=== Requirement ===
Please print the full listing exactly.

=== Information provided ===
##############################

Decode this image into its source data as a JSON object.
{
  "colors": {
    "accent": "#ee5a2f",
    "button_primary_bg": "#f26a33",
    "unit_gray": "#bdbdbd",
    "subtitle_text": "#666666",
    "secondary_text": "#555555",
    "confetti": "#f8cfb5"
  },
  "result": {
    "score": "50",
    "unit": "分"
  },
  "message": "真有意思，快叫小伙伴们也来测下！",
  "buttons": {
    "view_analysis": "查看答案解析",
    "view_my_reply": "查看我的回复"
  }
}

##############################

=== Solution ===
Decode this image into its source data as a JSON object.
{
  "colors": {
    "accent": "#ee5a2f",
    "button_primary_bg": "#f26a33",
    "unit_gray": "#bdbdbd",
    "subtitle_text": "#666666",
    "secondary_text": "#555555",
    "confetti": "#f8cfb5"
  },
  "result": {
    "score": "50",
    "unit": "分"
  },
  "message": "真有意思，快叫小伙伴们也来测下！",
  "buttons": {
    "view_analysis": "查看答案解析",
    "view_my_reply": "查看我的回复"
  }
}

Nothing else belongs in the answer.